TEXT:
^^^^^^^^^^^^^^^^
Ausgeflogen: Mein Praktikum in Italien
Caffè, sole und dolce vita - die ersten Assoziationen mit Italien erinnern viele von uns vielleicht eher an Urlaub als an ein Land, in dem man sein Auslandspraktikum absolviert. Als ich jedoch an der Universität anfing Italienisch zu lernen, wollte ich das Land von einer anderen Seite kennen lernen. Nach fünf Monaten Auslandsstudium in Florenz hatte ich noch nicht genug und wollte noch tiefer in die italienische Kultur eintauchen. Als Studentin der Kulturwirtschaft suchte ich mir die deutsch-italienische Kulturorganisation Si-Po in Prato, unweit von Florenz, aus. Die SI-PO (der Name bedeutet “yes, we can” im Prateser Dialekt) ist in einer Reihe von interkulturellen Aktivitäten tätig. Letztendlich arbeitete ich jedoch im Abteilungsbereich Si-Po-Schule und war ganz unverhofft für die politische Bildungsarbeit im Fremdsprachenunterricht (Deutsch) zuständig.
Die Vorbereitung meines zweimonatigen Praktikums gestaltete sich recht unkompliziert – die Wohnungssuche übernahm meine Organisation und nach den ersten zwei Wochen, in denen ich übergangsweise in der WG der anderen deutschen Praktikantinnen wohnte, zog ich zu einer älteren italienischen Dame. Das hat meinen Horizont in vielerlei Hinsicht erweitert, denn es war das Zusammenleben zweier Kulturen und Generationen, das für uns beide unglaublich bereichernd war. Während ich bei Caffè und Cantuccini Telenovelas wie Un posto al sole kennenlernte und mein italienischer Wortschatz stetig wuchs, lernte meine Gastmutter Serena von mir die vegane internationale Küche kennen und die Bedeutung von Medienkompetenz in der heutigen Zeit.
^^^^^^^^^^^^^^^^
AUFGABENBESCHREIBUNG:
Schreiben Sie aus dem Text über das Praktikum in Italien den Abschnitt zwischen „Die Vorbereitung meines“ und „der heutigen Zeit.“, beide einschließlich, wortgetreu ab. Stützen Sie sich ausschließlich auf den Text.

ANGEZEIGTE INFORMATIONEN:
^^^^^^^^^^^^^^^^
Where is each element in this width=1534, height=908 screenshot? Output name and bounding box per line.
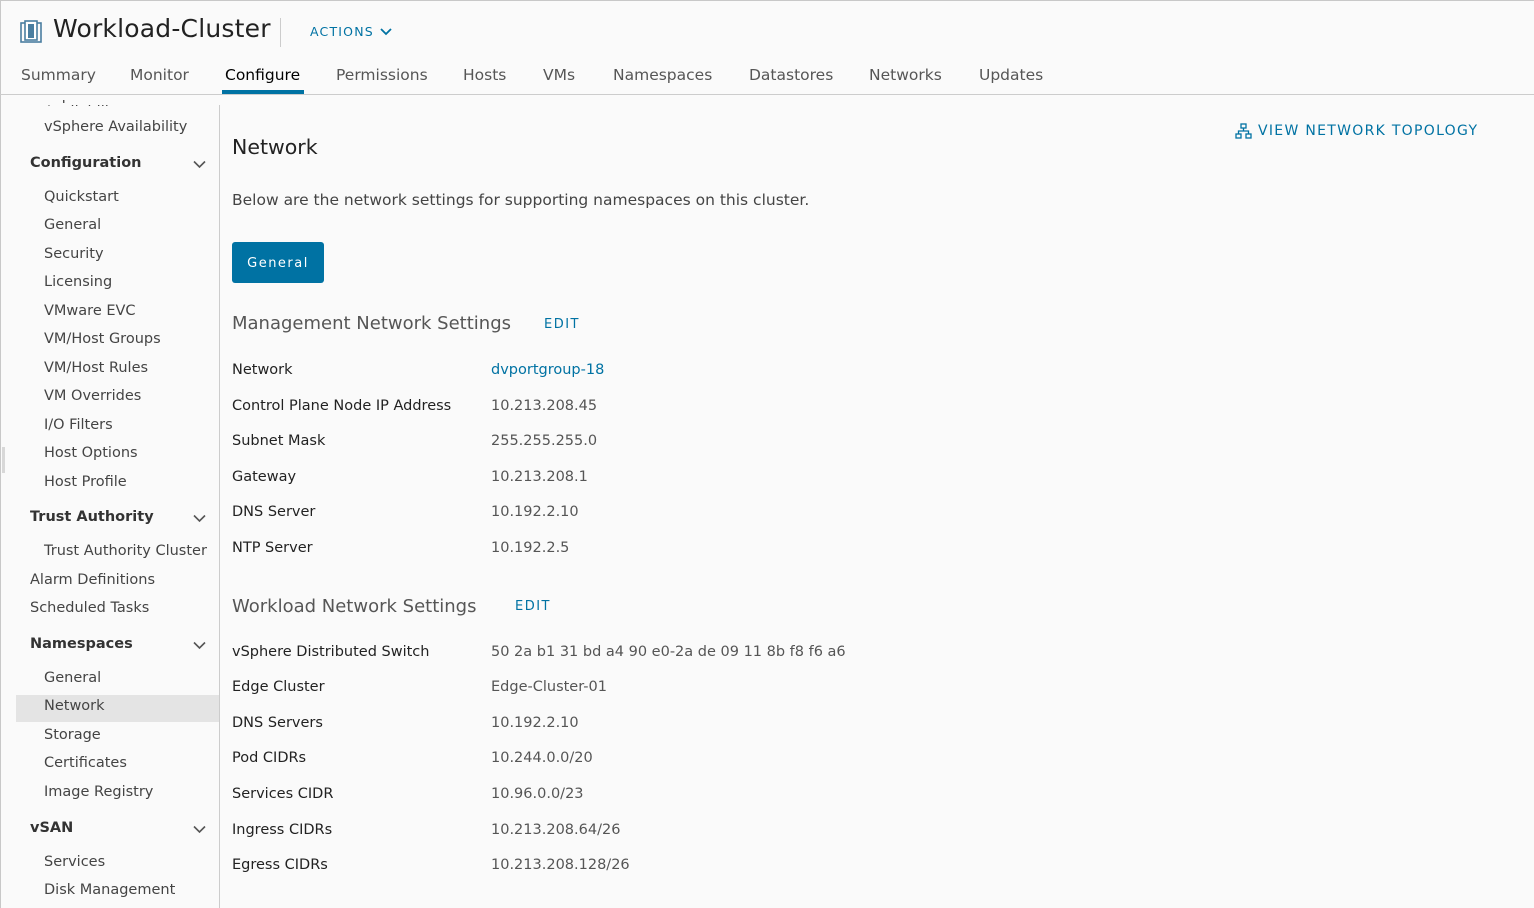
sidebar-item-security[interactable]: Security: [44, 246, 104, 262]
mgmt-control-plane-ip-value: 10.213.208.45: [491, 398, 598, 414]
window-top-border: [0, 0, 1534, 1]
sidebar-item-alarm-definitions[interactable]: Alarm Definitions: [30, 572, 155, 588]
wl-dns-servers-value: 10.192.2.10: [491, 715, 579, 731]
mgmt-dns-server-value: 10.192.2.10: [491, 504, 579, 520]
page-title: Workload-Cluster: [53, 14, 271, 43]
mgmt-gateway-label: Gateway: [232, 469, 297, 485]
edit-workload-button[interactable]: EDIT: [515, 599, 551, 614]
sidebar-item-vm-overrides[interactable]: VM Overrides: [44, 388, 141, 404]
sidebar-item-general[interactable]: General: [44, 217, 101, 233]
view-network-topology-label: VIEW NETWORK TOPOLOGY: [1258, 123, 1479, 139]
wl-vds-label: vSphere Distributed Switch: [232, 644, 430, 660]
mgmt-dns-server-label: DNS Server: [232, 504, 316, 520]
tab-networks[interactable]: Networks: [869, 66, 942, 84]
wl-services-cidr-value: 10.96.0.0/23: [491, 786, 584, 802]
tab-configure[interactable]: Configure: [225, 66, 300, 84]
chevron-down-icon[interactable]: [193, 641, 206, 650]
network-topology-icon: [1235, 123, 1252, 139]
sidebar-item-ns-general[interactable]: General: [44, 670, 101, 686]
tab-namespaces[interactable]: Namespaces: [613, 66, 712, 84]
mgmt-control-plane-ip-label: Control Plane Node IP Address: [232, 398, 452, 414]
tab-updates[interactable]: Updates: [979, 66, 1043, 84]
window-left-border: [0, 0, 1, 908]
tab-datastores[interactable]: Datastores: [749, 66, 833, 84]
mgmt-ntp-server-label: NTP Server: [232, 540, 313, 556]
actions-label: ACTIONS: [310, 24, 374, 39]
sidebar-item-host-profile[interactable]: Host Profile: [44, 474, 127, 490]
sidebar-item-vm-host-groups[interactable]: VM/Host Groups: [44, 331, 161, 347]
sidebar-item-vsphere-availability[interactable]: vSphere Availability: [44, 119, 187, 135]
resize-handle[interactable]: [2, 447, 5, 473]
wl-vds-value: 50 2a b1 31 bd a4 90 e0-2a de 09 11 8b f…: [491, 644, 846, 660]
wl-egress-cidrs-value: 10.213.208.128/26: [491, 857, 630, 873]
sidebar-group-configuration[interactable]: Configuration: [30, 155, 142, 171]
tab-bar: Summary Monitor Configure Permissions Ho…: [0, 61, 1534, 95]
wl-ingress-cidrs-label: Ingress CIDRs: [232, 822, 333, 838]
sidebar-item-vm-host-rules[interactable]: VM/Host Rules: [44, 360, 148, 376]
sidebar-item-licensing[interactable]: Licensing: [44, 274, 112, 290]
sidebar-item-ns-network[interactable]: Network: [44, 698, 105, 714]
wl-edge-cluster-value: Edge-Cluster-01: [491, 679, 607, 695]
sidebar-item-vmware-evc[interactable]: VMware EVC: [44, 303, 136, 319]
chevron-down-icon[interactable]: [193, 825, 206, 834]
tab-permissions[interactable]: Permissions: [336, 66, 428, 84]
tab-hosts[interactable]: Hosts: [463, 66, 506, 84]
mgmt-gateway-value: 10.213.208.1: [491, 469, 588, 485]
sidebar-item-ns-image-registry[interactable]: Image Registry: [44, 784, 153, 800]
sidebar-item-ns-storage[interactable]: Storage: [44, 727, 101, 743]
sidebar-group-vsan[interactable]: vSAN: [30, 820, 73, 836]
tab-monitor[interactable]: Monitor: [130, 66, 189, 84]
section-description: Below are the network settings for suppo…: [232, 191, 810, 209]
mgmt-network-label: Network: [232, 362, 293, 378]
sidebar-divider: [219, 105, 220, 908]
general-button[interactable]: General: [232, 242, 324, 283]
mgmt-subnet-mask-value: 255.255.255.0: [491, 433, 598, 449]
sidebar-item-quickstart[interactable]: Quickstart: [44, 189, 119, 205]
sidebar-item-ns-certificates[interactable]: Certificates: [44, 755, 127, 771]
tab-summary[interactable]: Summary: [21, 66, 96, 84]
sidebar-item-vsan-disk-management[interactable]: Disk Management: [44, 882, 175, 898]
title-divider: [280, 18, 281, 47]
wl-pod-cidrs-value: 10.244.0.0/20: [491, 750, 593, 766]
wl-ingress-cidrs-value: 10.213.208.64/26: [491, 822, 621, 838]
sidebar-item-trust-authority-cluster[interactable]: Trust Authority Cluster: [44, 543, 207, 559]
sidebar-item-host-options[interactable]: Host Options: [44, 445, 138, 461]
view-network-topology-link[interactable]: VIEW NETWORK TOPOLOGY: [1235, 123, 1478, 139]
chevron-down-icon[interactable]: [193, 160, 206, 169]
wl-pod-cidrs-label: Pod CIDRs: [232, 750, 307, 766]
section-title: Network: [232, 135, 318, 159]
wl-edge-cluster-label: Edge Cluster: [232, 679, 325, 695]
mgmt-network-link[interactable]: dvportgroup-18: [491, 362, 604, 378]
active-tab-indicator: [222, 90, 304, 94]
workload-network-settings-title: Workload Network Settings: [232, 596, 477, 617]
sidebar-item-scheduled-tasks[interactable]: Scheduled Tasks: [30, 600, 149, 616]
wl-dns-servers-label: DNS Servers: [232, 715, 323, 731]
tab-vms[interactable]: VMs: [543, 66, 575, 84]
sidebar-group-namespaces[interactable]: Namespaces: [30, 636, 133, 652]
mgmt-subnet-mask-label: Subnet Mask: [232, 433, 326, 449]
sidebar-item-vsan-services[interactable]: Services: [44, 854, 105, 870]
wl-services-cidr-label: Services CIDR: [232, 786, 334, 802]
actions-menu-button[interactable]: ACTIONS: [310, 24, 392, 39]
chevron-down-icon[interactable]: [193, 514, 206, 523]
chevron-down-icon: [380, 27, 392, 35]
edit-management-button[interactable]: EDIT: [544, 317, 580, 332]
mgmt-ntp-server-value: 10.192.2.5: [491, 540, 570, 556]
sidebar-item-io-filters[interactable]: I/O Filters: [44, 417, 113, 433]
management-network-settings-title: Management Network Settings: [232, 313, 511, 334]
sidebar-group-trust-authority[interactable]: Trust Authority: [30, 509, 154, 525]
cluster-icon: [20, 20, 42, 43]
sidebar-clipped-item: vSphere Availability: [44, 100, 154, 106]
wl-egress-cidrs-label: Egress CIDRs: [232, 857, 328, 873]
^^^^^^^^^^^^^^^^
DAS ERGEBNIS:
Die Vorbereitung meines zweimonatigen Praktikums gestaltete sich recht unkompliziert – die Wohnungssuche übernahm meine Organisation und nach den ersten zwei Wochen, in denen ich übergangsweise in der WG der anderen deutschen Praktikantinnen wohnte, zog ich zu einer älteren italienischen Dame. Das hat meinen Horizont in vielerlei Hinsicht erweitert, denn es war das Zusammenleben zweier Kulturen und Generationen, das für uns beide unglaublich bereichernd war. Während ich bei Caffè und Cantuccini Telenovelas wie Un posto al sole kennenlernte und mein italienischer Wortschatz stetig wuchs, lernte meine Gastmutter Serena von mir die vegane internationale Küche kennen und die Bedeutung von Medienkompetenz in der heutigen Zeit.